*What needs to be done*
Using the material that follows, identify and copy each line with the string "this".

*Material supplied*
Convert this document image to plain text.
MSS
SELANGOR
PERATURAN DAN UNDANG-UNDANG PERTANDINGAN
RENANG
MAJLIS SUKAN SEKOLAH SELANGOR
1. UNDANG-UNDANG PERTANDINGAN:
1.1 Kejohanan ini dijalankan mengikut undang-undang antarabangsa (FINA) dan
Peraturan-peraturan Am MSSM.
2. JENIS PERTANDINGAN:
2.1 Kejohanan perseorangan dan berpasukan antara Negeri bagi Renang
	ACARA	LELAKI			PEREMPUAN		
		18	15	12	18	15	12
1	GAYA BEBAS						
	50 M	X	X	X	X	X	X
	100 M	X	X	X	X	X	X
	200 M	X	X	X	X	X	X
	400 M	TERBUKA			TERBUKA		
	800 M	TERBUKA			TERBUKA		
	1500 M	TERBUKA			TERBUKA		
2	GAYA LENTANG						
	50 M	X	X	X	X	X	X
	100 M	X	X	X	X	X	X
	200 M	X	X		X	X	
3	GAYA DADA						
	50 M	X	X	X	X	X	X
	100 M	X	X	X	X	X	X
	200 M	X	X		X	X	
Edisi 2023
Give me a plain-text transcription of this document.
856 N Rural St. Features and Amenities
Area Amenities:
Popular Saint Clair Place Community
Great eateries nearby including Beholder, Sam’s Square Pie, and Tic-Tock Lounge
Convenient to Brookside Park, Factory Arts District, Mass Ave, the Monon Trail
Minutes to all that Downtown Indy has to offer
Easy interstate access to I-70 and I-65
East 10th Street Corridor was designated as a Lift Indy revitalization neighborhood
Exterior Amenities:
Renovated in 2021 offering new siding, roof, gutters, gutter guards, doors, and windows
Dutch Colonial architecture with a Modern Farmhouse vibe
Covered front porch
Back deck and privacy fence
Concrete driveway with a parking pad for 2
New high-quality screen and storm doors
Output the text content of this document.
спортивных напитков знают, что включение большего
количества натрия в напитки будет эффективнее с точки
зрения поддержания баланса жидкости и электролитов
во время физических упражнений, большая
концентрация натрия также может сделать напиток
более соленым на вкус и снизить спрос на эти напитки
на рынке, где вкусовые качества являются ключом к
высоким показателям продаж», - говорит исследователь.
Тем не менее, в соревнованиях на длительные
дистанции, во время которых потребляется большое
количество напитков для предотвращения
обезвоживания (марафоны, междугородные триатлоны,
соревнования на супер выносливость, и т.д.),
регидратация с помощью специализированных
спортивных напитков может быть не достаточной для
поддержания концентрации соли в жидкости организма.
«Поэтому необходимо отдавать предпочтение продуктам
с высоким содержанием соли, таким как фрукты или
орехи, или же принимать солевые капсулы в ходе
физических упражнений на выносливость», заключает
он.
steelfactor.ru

*Answer below*
Convert this document image to plain text.
Give me a plain-text transcription of this document.
Output the text content of this document.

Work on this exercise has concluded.